start Information shown

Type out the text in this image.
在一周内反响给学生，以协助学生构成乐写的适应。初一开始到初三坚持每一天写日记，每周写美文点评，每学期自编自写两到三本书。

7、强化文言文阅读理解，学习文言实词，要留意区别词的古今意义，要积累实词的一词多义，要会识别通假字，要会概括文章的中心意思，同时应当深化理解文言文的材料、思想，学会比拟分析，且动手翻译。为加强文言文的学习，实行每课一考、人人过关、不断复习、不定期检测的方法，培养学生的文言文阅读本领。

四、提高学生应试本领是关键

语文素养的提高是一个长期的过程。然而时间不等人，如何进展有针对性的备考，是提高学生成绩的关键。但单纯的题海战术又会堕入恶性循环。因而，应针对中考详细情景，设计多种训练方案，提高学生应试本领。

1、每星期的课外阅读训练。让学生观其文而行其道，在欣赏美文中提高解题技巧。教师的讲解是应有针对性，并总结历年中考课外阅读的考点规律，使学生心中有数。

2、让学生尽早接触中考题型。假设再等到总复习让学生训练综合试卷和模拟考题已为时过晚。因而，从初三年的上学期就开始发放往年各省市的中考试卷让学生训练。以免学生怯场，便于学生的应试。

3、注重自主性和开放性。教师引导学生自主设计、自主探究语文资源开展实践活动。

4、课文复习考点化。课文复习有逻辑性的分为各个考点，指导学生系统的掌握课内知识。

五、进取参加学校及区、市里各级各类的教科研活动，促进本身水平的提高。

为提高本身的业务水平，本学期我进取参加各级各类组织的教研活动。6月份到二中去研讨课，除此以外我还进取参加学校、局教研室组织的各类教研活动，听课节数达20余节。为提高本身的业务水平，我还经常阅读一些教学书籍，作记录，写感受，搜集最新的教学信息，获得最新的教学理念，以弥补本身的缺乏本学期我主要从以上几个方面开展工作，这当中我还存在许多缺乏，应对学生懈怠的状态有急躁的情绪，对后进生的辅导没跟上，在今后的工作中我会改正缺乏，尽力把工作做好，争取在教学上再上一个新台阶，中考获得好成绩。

end Information shown
start Information shown

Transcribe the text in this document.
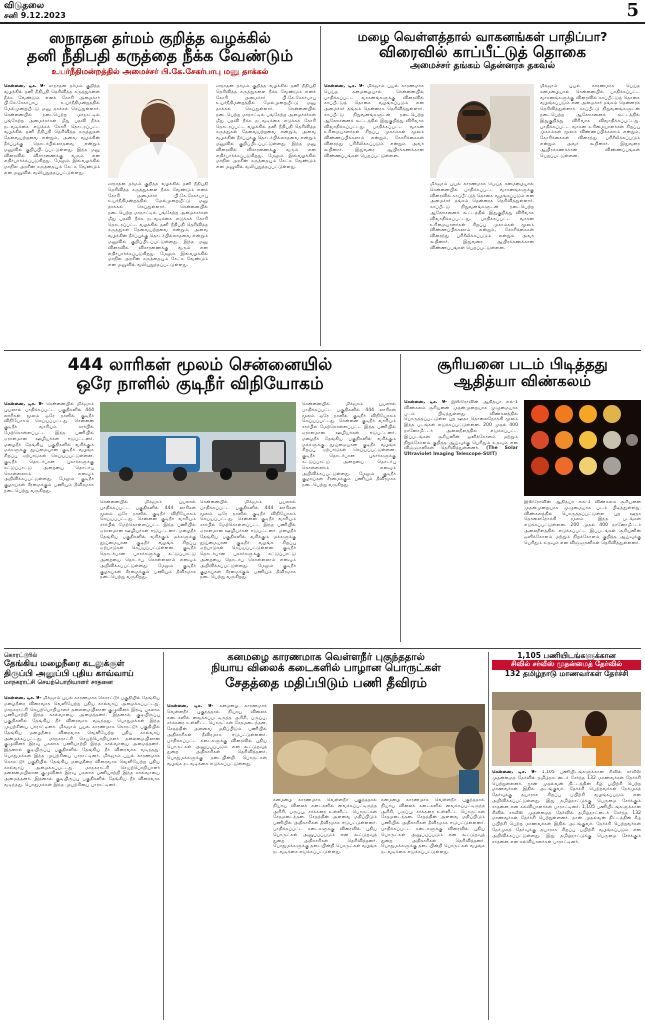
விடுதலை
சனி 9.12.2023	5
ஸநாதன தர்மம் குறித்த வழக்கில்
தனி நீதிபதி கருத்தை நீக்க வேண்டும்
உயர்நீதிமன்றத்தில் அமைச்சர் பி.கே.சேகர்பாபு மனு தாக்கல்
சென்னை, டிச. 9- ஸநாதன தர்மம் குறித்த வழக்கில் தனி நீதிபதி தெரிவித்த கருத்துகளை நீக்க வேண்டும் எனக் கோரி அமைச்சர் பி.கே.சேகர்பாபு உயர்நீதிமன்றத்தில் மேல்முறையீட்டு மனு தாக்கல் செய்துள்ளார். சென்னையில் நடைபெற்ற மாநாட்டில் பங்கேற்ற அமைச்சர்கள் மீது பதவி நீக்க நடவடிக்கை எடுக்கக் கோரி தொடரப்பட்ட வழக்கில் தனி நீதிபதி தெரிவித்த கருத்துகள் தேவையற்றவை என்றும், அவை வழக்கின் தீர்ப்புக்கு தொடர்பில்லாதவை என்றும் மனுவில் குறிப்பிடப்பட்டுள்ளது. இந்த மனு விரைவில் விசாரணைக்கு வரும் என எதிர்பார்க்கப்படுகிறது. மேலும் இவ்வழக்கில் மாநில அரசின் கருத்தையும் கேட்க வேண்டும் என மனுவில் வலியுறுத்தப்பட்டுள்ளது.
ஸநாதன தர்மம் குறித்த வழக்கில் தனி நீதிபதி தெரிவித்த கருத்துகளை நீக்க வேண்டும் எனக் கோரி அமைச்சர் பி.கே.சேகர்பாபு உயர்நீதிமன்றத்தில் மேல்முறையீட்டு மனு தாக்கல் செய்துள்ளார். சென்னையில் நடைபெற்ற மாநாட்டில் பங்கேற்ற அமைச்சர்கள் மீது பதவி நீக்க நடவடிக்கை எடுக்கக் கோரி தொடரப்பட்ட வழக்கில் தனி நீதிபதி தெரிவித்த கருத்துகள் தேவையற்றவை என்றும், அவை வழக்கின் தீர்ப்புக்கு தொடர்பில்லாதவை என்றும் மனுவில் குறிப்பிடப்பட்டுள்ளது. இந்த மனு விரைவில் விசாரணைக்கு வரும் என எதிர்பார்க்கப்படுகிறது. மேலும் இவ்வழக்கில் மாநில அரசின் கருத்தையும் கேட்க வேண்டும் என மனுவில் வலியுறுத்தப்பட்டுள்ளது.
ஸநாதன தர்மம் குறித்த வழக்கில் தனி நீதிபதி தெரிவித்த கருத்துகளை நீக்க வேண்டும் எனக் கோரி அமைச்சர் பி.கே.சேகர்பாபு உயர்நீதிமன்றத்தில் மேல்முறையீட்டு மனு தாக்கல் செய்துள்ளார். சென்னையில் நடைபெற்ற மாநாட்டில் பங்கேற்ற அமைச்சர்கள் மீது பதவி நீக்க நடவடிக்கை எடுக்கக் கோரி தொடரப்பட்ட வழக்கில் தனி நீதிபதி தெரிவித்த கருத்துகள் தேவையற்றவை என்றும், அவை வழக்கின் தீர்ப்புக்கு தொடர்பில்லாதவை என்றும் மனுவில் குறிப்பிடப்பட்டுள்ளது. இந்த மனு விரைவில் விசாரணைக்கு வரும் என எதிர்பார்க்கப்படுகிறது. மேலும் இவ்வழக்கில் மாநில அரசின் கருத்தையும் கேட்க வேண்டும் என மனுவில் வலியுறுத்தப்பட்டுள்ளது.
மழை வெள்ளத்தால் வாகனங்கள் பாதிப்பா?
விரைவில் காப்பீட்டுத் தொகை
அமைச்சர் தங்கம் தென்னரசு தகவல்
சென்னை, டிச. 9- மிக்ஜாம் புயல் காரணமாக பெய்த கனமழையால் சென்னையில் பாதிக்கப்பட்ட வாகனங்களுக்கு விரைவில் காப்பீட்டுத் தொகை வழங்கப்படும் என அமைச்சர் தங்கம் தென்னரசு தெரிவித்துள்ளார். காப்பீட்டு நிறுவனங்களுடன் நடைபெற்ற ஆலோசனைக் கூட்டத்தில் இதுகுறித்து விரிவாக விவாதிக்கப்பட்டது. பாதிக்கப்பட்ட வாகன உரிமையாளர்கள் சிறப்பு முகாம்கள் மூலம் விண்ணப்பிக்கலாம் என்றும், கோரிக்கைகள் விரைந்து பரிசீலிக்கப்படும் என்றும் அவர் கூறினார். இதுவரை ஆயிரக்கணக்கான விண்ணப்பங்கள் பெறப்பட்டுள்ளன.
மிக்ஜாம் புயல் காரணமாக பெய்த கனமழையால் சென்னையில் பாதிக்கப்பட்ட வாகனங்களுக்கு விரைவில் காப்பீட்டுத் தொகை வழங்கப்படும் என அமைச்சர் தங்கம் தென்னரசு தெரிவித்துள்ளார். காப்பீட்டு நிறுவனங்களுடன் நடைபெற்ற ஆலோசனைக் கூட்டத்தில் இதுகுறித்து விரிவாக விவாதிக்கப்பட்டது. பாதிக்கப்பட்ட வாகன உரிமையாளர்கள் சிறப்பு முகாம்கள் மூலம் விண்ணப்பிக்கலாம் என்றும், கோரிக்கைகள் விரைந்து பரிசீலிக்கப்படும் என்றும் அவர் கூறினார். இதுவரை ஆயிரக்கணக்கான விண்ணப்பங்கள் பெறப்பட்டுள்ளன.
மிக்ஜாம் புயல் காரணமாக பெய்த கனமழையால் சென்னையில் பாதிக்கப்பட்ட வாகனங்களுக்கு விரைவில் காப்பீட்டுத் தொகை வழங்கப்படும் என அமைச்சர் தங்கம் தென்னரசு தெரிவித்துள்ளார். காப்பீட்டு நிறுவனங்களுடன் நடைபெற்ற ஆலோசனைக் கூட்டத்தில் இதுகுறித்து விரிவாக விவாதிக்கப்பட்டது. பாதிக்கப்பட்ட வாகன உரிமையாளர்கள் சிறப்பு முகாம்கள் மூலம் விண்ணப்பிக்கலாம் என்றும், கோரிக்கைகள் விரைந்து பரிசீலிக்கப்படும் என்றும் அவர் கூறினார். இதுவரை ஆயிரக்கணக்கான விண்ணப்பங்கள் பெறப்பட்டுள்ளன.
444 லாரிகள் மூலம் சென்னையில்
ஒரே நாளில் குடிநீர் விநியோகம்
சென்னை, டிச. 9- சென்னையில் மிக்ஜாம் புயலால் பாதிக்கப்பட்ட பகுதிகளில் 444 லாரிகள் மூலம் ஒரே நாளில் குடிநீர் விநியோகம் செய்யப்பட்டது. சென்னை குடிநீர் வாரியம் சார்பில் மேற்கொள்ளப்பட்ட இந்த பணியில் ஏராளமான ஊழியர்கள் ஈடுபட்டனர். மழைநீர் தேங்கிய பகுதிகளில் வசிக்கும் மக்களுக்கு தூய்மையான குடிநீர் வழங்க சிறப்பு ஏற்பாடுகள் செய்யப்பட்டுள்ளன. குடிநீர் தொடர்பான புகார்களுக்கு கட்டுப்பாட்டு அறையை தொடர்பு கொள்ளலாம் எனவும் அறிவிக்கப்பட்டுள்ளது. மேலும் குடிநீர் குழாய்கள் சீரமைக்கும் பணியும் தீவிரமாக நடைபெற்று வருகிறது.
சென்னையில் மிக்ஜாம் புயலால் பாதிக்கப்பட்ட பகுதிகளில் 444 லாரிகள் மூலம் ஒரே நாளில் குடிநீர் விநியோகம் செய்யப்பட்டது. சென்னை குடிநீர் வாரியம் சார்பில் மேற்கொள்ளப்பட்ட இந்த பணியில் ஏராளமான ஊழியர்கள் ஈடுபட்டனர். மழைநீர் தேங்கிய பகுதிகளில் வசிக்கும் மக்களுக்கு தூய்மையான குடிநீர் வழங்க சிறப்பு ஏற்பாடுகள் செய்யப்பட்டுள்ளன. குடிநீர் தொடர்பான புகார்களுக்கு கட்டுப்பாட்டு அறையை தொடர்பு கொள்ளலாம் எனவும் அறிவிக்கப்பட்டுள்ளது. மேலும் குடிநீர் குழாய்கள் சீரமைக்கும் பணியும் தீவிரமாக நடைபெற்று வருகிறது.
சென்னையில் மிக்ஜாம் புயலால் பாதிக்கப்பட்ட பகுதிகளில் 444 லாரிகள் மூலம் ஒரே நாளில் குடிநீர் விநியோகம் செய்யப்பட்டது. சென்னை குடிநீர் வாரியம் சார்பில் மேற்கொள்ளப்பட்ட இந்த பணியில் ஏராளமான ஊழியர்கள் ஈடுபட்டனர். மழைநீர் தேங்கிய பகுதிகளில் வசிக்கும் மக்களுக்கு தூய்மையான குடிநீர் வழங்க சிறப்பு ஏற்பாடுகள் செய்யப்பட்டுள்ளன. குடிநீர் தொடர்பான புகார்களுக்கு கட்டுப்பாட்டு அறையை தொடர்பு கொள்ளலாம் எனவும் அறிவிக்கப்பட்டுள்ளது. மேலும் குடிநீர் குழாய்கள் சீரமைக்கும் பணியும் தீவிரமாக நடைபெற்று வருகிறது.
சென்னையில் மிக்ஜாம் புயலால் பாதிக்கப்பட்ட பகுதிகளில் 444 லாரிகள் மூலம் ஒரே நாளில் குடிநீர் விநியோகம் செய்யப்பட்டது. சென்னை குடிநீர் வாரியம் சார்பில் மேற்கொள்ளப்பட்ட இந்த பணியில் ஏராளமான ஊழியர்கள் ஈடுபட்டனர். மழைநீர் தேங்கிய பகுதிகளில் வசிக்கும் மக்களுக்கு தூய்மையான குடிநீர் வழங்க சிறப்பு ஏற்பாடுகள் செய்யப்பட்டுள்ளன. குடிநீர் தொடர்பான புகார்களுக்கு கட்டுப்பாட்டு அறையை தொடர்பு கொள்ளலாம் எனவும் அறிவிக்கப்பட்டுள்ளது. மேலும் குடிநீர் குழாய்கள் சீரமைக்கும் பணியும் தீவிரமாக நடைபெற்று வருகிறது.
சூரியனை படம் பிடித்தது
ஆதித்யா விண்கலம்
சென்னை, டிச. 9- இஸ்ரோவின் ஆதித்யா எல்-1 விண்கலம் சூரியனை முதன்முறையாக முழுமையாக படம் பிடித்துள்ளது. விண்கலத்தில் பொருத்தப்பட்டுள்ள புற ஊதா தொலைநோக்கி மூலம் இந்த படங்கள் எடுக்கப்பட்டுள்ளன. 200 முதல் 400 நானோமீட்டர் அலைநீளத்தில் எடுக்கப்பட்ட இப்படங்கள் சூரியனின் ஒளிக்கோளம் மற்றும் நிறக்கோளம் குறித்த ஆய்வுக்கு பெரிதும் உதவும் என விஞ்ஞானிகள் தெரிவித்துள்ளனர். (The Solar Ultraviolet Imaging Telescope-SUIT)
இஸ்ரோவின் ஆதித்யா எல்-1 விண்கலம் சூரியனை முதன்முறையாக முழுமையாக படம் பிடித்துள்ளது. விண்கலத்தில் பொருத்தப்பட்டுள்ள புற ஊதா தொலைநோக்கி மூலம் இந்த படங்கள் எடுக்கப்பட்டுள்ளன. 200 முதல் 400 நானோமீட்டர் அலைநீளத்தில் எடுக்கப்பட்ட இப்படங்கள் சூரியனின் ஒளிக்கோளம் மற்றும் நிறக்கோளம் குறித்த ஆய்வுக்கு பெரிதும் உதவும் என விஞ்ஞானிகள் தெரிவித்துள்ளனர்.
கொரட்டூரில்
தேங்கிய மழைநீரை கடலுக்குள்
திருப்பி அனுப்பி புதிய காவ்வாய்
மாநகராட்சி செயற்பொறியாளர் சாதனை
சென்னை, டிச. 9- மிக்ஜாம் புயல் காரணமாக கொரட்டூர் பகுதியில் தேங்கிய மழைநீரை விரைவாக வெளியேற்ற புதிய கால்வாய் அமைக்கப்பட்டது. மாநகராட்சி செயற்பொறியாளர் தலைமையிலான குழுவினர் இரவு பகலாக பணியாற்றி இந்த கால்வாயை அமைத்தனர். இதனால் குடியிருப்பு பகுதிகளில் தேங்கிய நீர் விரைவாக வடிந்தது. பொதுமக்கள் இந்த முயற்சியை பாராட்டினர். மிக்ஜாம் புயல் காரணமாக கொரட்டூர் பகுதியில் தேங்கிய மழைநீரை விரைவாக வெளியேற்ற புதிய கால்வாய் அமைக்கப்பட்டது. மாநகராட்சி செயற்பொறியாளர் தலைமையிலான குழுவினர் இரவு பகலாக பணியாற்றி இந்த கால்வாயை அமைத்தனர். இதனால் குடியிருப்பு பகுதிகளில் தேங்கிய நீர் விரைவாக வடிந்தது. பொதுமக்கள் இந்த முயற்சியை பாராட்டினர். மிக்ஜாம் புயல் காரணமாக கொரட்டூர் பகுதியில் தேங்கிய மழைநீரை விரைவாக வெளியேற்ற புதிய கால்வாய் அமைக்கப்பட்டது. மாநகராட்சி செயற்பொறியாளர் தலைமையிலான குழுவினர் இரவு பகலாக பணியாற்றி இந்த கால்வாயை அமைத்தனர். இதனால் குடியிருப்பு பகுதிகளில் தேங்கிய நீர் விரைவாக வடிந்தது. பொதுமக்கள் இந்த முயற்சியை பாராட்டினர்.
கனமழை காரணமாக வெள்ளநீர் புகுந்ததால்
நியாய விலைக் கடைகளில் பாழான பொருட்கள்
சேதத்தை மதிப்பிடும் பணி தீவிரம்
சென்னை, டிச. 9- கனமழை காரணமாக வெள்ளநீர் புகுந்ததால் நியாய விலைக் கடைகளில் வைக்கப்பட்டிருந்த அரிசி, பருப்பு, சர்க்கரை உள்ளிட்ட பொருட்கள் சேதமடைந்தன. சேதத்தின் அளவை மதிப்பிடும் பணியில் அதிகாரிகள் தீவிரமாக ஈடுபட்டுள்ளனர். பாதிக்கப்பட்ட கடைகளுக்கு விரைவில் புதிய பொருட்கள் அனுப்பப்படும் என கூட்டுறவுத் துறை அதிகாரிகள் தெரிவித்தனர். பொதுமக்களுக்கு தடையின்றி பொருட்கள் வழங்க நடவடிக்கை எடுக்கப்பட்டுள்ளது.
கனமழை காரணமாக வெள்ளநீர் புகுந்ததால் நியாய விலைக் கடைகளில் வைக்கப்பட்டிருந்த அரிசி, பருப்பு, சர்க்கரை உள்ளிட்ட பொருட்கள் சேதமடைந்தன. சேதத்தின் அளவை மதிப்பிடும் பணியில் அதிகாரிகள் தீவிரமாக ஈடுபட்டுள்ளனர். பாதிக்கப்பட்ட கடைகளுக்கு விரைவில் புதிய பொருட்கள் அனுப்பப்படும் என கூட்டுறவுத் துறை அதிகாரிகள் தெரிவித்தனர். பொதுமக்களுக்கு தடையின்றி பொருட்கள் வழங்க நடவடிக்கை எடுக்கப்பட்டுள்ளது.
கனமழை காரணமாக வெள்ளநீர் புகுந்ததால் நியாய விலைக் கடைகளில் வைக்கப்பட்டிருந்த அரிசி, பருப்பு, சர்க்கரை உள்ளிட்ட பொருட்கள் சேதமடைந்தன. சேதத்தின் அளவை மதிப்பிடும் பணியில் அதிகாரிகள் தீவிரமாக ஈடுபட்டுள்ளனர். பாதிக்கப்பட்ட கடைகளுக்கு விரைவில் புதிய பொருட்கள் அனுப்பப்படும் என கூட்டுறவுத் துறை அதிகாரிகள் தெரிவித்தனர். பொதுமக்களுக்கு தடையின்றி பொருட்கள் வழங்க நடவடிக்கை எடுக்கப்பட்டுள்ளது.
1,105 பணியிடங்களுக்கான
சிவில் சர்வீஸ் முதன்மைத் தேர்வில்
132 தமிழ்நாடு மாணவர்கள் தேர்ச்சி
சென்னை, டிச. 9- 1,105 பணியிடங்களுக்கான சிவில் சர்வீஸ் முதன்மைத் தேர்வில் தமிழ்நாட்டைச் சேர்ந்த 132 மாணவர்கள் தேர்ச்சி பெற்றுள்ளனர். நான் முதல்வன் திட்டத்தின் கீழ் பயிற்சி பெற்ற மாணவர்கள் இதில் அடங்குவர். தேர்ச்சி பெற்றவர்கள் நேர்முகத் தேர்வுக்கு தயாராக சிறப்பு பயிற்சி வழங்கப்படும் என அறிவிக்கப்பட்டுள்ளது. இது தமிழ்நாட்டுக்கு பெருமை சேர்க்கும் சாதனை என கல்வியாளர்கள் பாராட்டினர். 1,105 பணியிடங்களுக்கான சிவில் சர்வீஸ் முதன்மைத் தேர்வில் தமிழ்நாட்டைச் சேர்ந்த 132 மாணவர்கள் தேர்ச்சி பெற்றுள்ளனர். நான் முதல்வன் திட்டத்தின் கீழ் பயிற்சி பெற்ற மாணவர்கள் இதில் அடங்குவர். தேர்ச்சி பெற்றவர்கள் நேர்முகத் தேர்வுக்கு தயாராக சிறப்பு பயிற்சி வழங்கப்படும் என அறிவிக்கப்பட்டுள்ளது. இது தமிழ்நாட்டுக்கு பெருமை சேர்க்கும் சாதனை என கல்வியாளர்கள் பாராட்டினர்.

end Information shown
start Information shown

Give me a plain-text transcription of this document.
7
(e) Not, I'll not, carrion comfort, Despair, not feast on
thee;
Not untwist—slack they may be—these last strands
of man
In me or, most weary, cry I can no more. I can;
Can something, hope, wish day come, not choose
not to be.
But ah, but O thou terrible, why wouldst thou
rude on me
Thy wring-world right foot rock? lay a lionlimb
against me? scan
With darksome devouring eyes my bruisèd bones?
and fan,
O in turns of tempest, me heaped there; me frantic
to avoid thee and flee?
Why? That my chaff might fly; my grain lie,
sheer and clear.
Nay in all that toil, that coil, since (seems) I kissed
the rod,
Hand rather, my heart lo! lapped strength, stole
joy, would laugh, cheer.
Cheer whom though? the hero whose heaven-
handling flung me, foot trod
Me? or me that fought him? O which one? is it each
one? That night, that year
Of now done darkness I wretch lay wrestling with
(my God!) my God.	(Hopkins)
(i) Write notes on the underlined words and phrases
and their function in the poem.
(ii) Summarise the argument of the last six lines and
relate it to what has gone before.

end Information shown

■ Prompt
Search the entries for "text" and copy out each line that has it.

■ Result of the exercise
Type out the text in this image.
Transcribe the text in this document.
Give me a plain-text transcription of this document.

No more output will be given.